-------- Data listing

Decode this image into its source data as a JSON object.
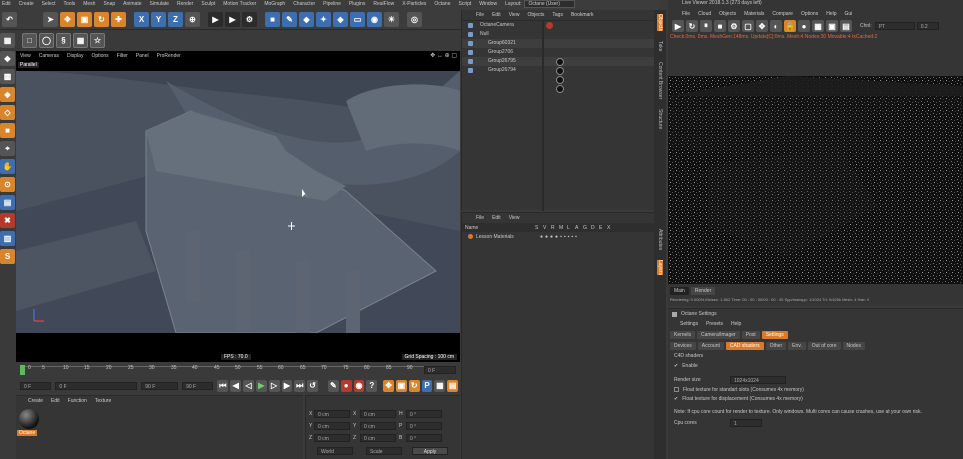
{
  "c4d_menu": [
    "Edit",
    "Create",
    "Select",
    "Tools",
    "Mesh",
    "Snap",
    "Animate",
    "Simulate",
    "Render",
    "Sculpt",
    "Motion Tracker",
    "MoGraph",
    "Character",
    "Pipeline",
    "Plugins",
    "RealFlow",
    "X-Particles",
    "Octane",
    "Script",
    "Window"
  ],
  "layout": {
    "label": "Layout:",
    "value": "Octane (User)"
  },
  "axis_buttons": [
    "X",
    "Y",
    "Z"
  ],
  "viewport": {
    "menu": [
      "View",
      "Cameras",
      "Display",
      "Options",
      "Filter",
      "Panel",
      "ProRender"
    ],
    "label": "Parallel",
    "fps": "FPS : 70.0",
    "grid": "Grid Spacing : 100 cm"
  },
  "timeline": {
    "ticks": [
      "0",
      "5",
      "10",
      "15",
      "20",
      "25",
      "30",
      "35",
      "40",
      "45",
      "50",
      "55",
      "60",
      "65",
      "70",
      "75",
      "80",
      "85",
      "90"
    ],
    "frame_end": "0 F",
    "field_start": "0 F",
    "field_a": "0 F",
    "field_b": "90 F",
    "field_c": "90 F"
  },
  "materials": {
    "menu": [
      "Create",
      "Edit",
      "Function",
      "Texture"
    ],
    "material_name": "Octane"
  },
  "coords": {
    "rows": [
      [
        "X",
        "0 cm",
        "X",
        "0 cm",
        "H",
        "0 °"
      ],
      [
        "Y",
        "0 cm",
        "Y",
        "0 cm",
        "P",
        "0 °"
      ],
      [
        "Z",
        "0 cm",
        "Z",
        "0 cm",
        "B",
        "0 °"
      ]
    ],
    "mode1": "World",
    "mode2": "Scale",
    "apply": "Apply"
  },
  "objects": {
    "menu": [
      "File",
      "Edit",
      "View",
      "Objects",
      "Tags",
      "Bookmark"
    ],
    "items": [
      "OctaneCamera",
      "Null",
      "Group60321",
      "Group2706",
      "Group26795",
      "Group26794"
    ]
  },
  "layers": {
    "menu": [
      "File",
      "Edit",
      "View"
    ],
    "columns": [
      "Name",
      "S",
      "V",
      "R",
      "M",
      "L",
      "A",
      "G",
      "D",
      "E",
      "X"
    ],
    "item": "Lesson Materials"
  },
  "side_tabs": [
    "Objects",
    "Take",
    "Content Browser",
    "Structure",
    "Attributes",
    "Layers"
  ],
  "live_viewer": {
    "title": "Live Viewer 2018.1.3 (273 days left)",
    "menu": [
      "File",
      "Cloud",
      "Objects",
      "Materials",
      "Compare",
      "Options",
      "Help",
      "Gui"
    ],
    "chnl_label": "Chnl:",
    "chnl_value": "PT",
    "chnl_num": "0.2",
    "status_line": "Check:0ms. 0ms. MeshGen:148ms. Update[C]:0ms. Mesh:4 Nodes:30 Movable:4 txCached:2",
    "bottom_tabs": [
      "Main",
      "Render"
    ],
    "stats": "Rendering: 0.000%   Ms/sec: 1.502   Time: 00 : 00 : 00/00 : 00 : 40   Spp/maxspp: 1/1024   Tri: 0/420k   Mesh: 4   Hair: 0"
  },
  "octane_settings": {
    "title": "Octane Settings",
    "menu": [
      "Settings",
      "Presets",
      "Help"
    ],
    "tabs1": [
      "Kernels",
      "Camera/Imager",
      "Post",
      "Settings"
    ],
    "tabs2": [
      "Devices",
      "Account",
      "CAD shaders",
      "Other",
      "Env.",
      "Out of core",
      "Nodes"
    ],
    "section": "C4D shaders",
    "enable": "Enable",
    "render_size_label": "Render size",
    "render_size_value": "1024x1024",
    "float_std": "Float texture for standart slots (Consumes 4x memory)",
    "float_disp": "Float texture for displacement (Consumes 4x memory)",
    "note": "Note: If cpu core count for render to texture. Only windows. Multi cores can cause crashes, use at your own risk.",
    "cpu_label": "Cpu cores",
    "cpu_value": "1"
  },
  "colors": {
    "accent": "#d97a2a",
    "blue": "#3d6fb0"
  }
}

----------------

*Task objective*.
Pictures in the data above should not be copied; transcribe everything else exactly.

*Answer below*.
Decode this image into its source data as a JSON object.
{
  "c4d_menu": [
    "Edit",
    "Create",
    "Select",
    "Tools",
    "Mesh",
    "Snap",
    "Animate",
    "Simulate",
    "Render",
    "Sculpt",
    "Motion Tracker",
    "MoGraph",
    "Character",
    "Pipeline",
    "Plugins",
    "RealFlow",
    "X-Particles",
    "Octane",
    "Script",
    "Window"
  ],
  "layout": {
    "label": "Layout:",
    "value": "Octane (User)"
  },
  "axis_buttons": [
    "X",
    "Y",
    "Z"
  ],
  "viewport": {
    "menu": [
      "View",
      "Cameras",
      "Display",
      "Options",
      "Filter",
      "Panel",
      "ProRender"
    ],
    "label": "Parallel",
    "fps": "FPS : 70.0",
    "grid": "Grid Spacing : 100 cm"
  },
  "timeline": {
    "ticks": [
      "0",
      "5",
      "10",
      "15",
      "20",
      "25",
      "30",
      "35",
      "40",
      "45",
      "50",
      "55",
      "60",
      "65",
      "70",
      "75",
      "80",
      "85",
      "90"
    ],
    "frame_end": "0 F",
    "field_start": "0 F",
    "field_a": "0 F",
    "field_b": "90 F",
    "field_c": "90 F"
  },
  "materials": {
    "menu": [
      "Create",
      "Edit",
      "Function",
      "Texture"
    ],
    "material_name": "Octane"
  },
  "coords": {
    "rows": [
      [
        "X",
        "0 cm",
        "X",
        "0 cm",
        "H",
        "0 °"
      ],
      [
        "Y",
        "0 cm",
        "Y",
        "0 cm",
        "P",
        "0 °"
      ],
      [
        "Z",
        "0 cm",
        "Z",
        "0 cm",
        "B",
        "0 °"
      ]
    ],
    "mode1": "World",
    "mode2": "Scale",
    "apply": "Apply"
  },
  "objects": {
    "menu": [
      "File",
      "Edit",
      "View",
      "Objects",
      "Tags",
      "Bookmark"
    ],
    "items": [
      "OctaneCamera",
      "Null",
      "Group60321",
      "Group2706",
      "Group26795",
      "Group26794"
    ]
  },
  "layers": {
    "menu": [
      "File",
      "Edit",
      "View"
    ],
    "columns": [
      "Name",
      "S",
      "V",
      "R",
      "M",
      "L",
      "A",
      "G",
      "D",
      "E",
      "X"
    ],
    "item": "Lesson Materials"
  },
  "side_tabs": [
    "Objects",
    "Take",
    "Content Browser",
    "Structure",
    "Attributes",
    "Layers"
  ],
  "live_viewer": {
    "title": "Live Viewer 2018.1.3 (273 days left)",
    "menu": [
      "File",
      "Cloud",
      "Objects",
      "Materials",
      "Compare",
      "Options",
      "Help",
      "Gui"
    ],
    "chnl_label": "Chnl:",
    "chnl_value": "PT",
    "chnl_num": "0.2",
    "status_line": "Check:0ms. 0ms. MeshGen:148ms. Update[C]:0ms. Mesh:4 Nodes:30 Movable:4 txCached:2",
    "bottom_tabs": [
      "Main",
      "Render"
    ],
    "stats": "Rendering: 0.000%   Ms/sec: 1.502   Time: 00 : 00 : 00/00 : 00 : 40   Spp/maxspp: 1/1024   Tri: 0/420k   Mesh: 4   Hair: 0"
  },
  "octane_settings": {
    "title": "Octane Settings",
    "menu": [
      "Settings",
      "Presets",
      "Help"
    ],
    "tabs1": [
      "Kernels",
      "Camera/Imager",
      "Post",
      "Settings"
    ],
    "tabs2": [
      "Devices",
      "Account",
      "CAD shaders",
      "Other",
      "Env.",
      "Out of core",
      "Nodes"
    ],
    "section": "C4D shaders",
    "enable": "Enable",
    "render_size_label": "Render size",
    "render_size_value": "1024x1024",
    "float_std": "Float texture for standart slots (Consumes 4x memory)",
    "float_disp": "Float texture for displacement (Consumes 4x memory)",
    "note": "Note: If cpu core count for render to texture. Only windows. Multi cores can cause crashes, use at your own risk.",
    "cpu_label": "Cpu cores",
    "cpu_value": "1"
  },
  "colors": {
    "accent": "#d97a2a",
    "blue": "#3d6fb0"
  }
}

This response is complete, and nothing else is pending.